> Work to be completed: Gather each line of the entries below that includes "virus".

Input data section start

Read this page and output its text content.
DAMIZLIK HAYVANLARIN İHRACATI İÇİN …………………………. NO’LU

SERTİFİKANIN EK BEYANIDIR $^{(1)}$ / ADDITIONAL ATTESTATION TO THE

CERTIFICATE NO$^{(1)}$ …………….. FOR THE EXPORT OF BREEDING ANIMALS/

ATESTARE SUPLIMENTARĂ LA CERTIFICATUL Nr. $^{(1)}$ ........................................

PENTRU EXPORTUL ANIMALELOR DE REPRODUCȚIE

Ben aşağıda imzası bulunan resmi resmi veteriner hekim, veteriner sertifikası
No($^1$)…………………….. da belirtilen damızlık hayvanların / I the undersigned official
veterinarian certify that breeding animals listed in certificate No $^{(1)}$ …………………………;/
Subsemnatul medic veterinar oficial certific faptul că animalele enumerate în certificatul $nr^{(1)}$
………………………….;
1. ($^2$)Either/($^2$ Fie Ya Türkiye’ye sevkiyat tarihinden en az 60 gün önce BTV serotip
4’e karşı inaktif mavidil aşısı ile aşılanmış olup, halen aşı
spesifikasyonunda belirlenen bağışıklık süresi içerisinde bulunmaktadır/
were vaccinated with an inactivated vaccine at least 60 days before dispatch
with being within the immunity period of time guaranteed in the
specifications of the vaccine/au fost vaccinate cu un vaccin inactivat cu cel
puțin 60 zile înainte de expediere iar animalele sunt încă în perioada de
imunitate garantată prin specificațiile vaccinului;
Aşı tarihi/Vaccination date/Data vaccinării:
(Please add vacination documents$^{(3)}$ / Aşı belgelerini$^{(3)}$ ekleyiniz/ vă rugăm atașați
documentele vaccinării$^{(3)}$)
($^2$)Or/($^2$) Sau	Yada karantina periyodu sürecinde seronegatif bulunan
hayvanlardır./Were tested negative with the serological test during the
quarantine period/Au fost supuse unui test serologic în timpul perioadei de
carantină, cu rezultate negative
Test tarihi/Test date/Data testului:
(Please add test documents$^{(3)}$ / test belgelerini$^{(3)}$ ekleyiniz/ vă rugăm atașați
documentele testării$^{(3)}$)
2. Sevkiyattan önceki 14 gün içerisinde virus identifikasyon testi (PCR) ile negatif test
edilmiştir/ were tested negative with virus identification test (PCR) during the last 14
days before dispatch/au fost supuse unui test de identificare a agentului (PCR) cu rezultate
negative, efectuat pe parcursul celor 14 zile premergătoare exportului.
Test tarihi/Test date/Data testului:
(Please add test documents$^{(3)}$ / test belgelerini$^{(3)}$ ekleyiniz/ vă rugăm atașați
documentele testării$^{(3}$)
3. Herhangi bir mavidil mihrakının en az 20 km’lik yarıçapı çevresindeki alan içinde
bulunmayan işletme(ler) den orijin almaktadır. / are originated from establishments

Input data section end

> Answer for the task:
2. Sevkiyattan önceki 14 gün içerisinde virus identifikasyon testi (PCR) ile negatif test
edilmiştir/ were tested negative with virus identification test (PCR) during the last 14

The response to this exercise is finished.